PROBLEM DETAILS: Among the records below, find each line that includes the string "powers" and copy it.

DATASET RECORDS:
>>>>

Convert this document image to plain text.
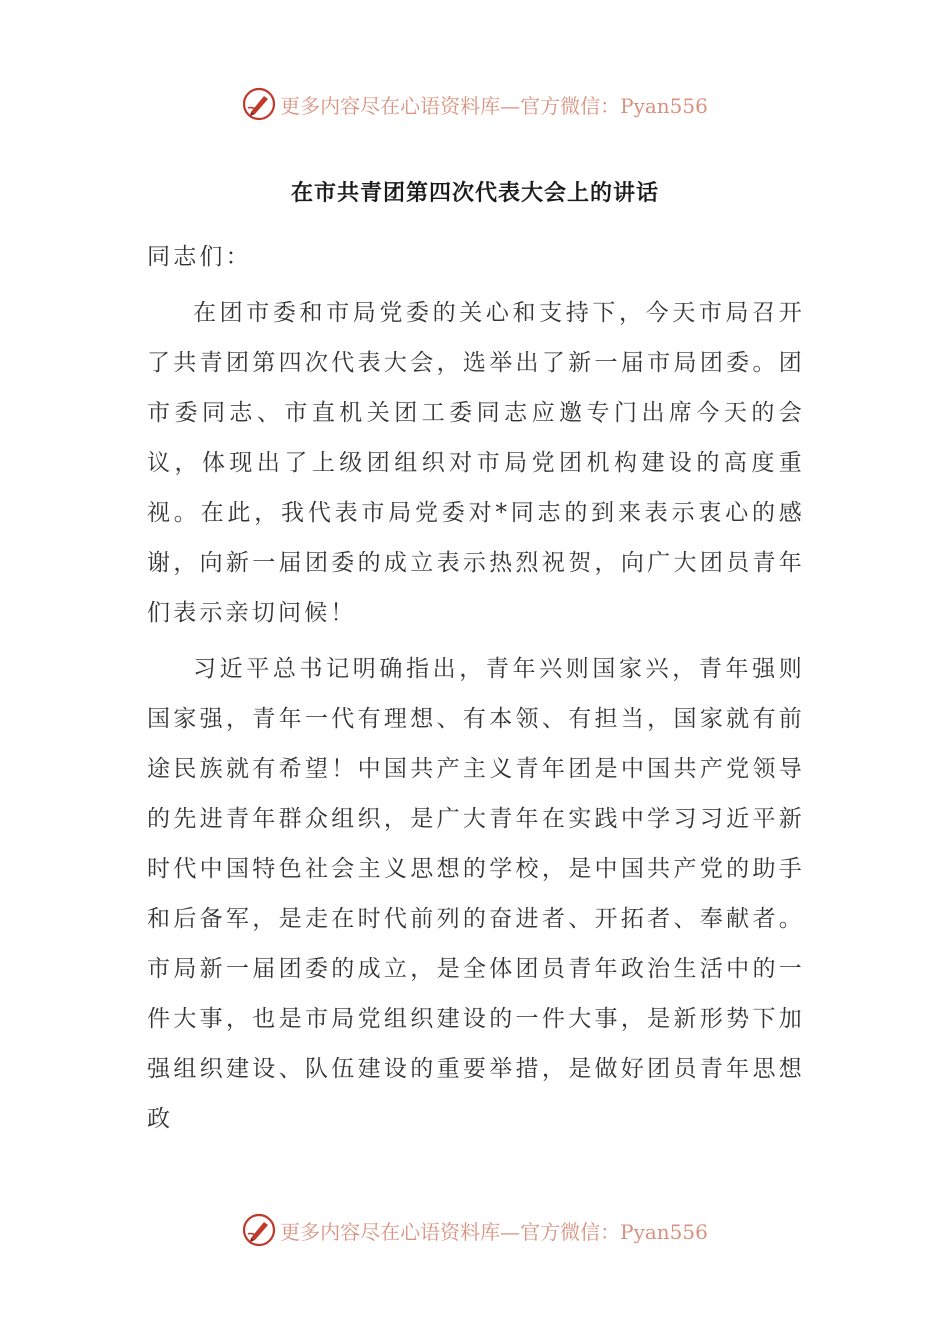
更多内容尽在心语资料库—官方微信：Pyan556
在市共青团第四次代表大会上的讲话

同志们：

在团市委和市局党委的关心和支持下，今天市局召开了共青团第四次代表大会，选举出了新一届市局团委。团市委同志、市直机关团工委同志应邀专门出席今天的会议，体现出了上级团组织对市局党团机构建设的高度重视。在此，我代表市局党委对*同志的到来表示衷心的感谢，向新一届团委的成立表示热烈祝贺，向广大团员青年们表示亲切问候！

习近平总书记明确指出，青年兴则国家兴，青年强则国家强，青年一代有理想、有本领、有担当，国家就有前途民族就有希望！中国共产主义青年团是中国共产党领导的先进青年群众组织，是广大青年在实践中学习习近平新时代中国特色社会主义思想的学校，是中国共产党的助手和后备军，是走在时代前列的奋进者、开拓者、奉献者。市局新一届团委的成立，是全体团员青年政治生活中的一件大事，也是市局党组织建设的一件大事，是新形势下加强组织建设、队伍建设的重要举措，是做好团员青年思想政

更多内容尽在心语资料库—官方微信：Pyan556
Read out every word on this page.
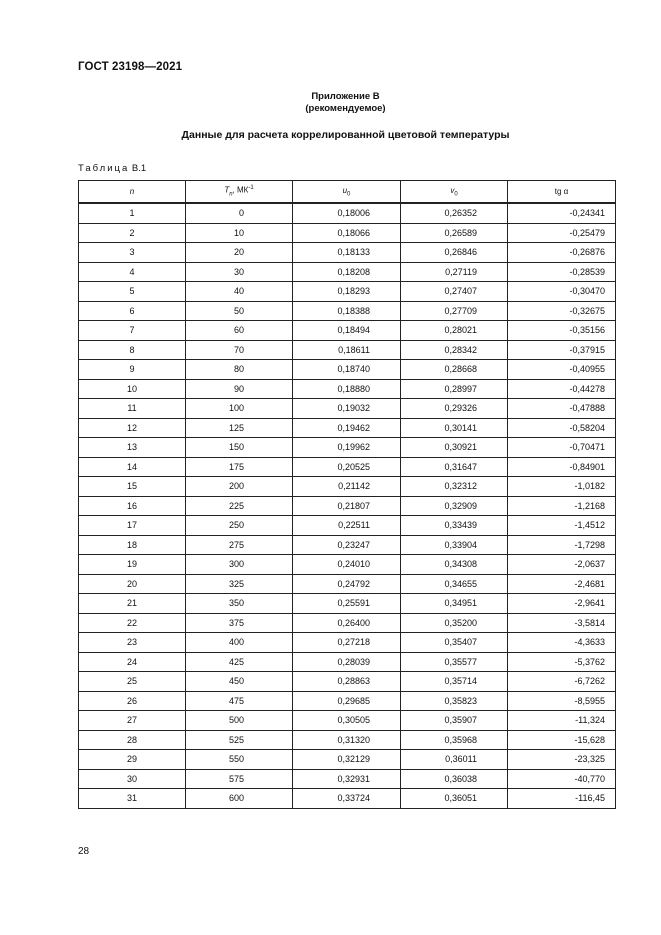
ГОСТ 23198—2021
Приложение В
(рекомендуемое)
Данные для расчета коррелированной цветовой температуры
Таблица В.1
n	$T_n$, $МК^{-1}$	$u_0$	$v_0$	tg α
1	0	0,18006	0,26352	-0,24341
2	10	0,18066	0,26589	-0,25479
3	20	0,18133	0,26846	-0,26876
4	30	0,18208	0,27119	-0,28539
5	40	0,18293	0,27407	-0,30470
6	50	0,18388	0,27709	-0,32675
7	60	0,18494	0,28021	-0,35156
8	70	0,18611	0,28342	-0,37915
9	80	0,18740	0,28668	-0,40955
10	90	0,18880	0,28997	-0,44278
11	100	0,19032	0,29326	-0,47888
12	125	0,19462	0,30141	-0,58204
13	150	0,19962	0,30921	-0,70471
14	175	0,20525	0,31647	-0,84901
15	200	0,21142	0,32312	-1,0182
16	225	0,21807	0,32909	-1,2168
17	250	0,22511	0,33439	-1,4512
18	275	0,23247	0,33904	-1,7298
19	300	0,24010	0,34308	-2,0637
20	325	0,24792	0,34655	-2,4681
21	350	0,25591	0,34951	-2,9641
22	375	0,26400	0,35200	-3,5814
23	400	0,27218	0,35407	-4,3633
24	425	0,28039	0,35577	-5,3762
25	450	0,28863	0,35714	-6,7262
26	475	0,29685	0,35823	-8,5955
27	500	0,30505	0,35907	-11,324
28	525	0,31320	0,35968	-15,628
29	550	0,32129	0,36011	-23,325
30	575	0,32931	0,36038	-40,770
31	600	0,33724	0,36051	-116,45
28
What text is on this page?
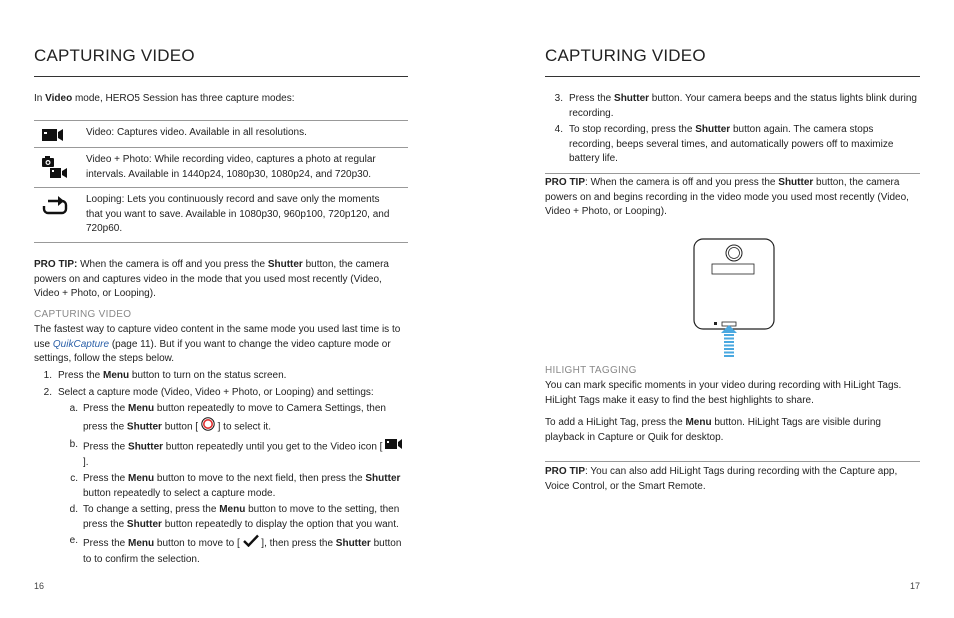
CAPTURING VIDEO
In Video mode, HERO5 Session has three capture modes:
Video: Captures video. Available in all resolutions.
Video + Photo: While recording video, captures a photo at regular intervals. Available in 1440p24, 1080p30, 1080p24, and 720p30.
Looping: Lets you continuously record and save only the moments that you want to save. Available in 1080p30, 960p100, 720p120, and 720p60.
PRO TIP: When the camera is off and you press the Shutter button, the camera powers on and captures video in the mode that you used most recently (Video, Video + Photo, or Looping).
CAPTURING VIDEO
The fastest way to capture video content in the same mode you used last time is to use QuikCapture (page 11). But if you want to change the video capture mode or settings, follow the steps below.
1. Press the Menu button to turn on the status screen.
2. Select a capture mode (Video, Video + Photo, or Looping) and settings:
a. Press the Menu button repeatedly to move to Camera Settings, then press the Shutter button [  ] to select it.
b. Press the Shutter button repeatedly until you get to the Video icon [  ].
c. Press the Menu button to move to the next field, then press the Shutter button repeatedly to select a capture mode.
d. To change a setting, press the Menu button to move to the setting, then press the Shutter button repeatedly to display the option that you want.
e. Press the Menu button to move to [  ], then press the Shutter button to to confirm the selection.
16
CAPTURING VIDEO
3. Press the Shutter button. Your camera beeps and the status lights blink during recording.
4. To stop recording, press the Shutter button again. The camera stops recording, beeps several times, and automatically powers off to maximize battery life.
PRO TIP: When the camera is off and you press the Shutter button, the camera powers on and begins recording in the video mode you used most recently (Video, Video + Photo, or Looping).
HILIGHT TAGGING
You can mark specific moments in your video during recording with HiLight Tags. HiLight Tags make it easy to find the best highlights to share.
To add a HiLight Tag, press the Menu button. HiLight Tags are visible during playback in Capture or Quik for desktop.
PRO TIP: You can also add HiLight Tags during recording with the Capture app, Voice Control, or the Smart Remote.
17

<<<<

RESPONSE:
PRO TIP: When the camera is off and you press the Shutter button, the camera powers on and captures video in the mode that you used most recently (Video, Video + Photo, or Looping).
4. To stop recording, press the Shutter button again. The camera stops recording, beeps several times, and automatically powers off to maximize battery life.
PRO TIP: When the camera is off and you press the Shutter button, the camera powers on and begins recording in the video mode you used most recently (Video, Video + Photo, or Looping).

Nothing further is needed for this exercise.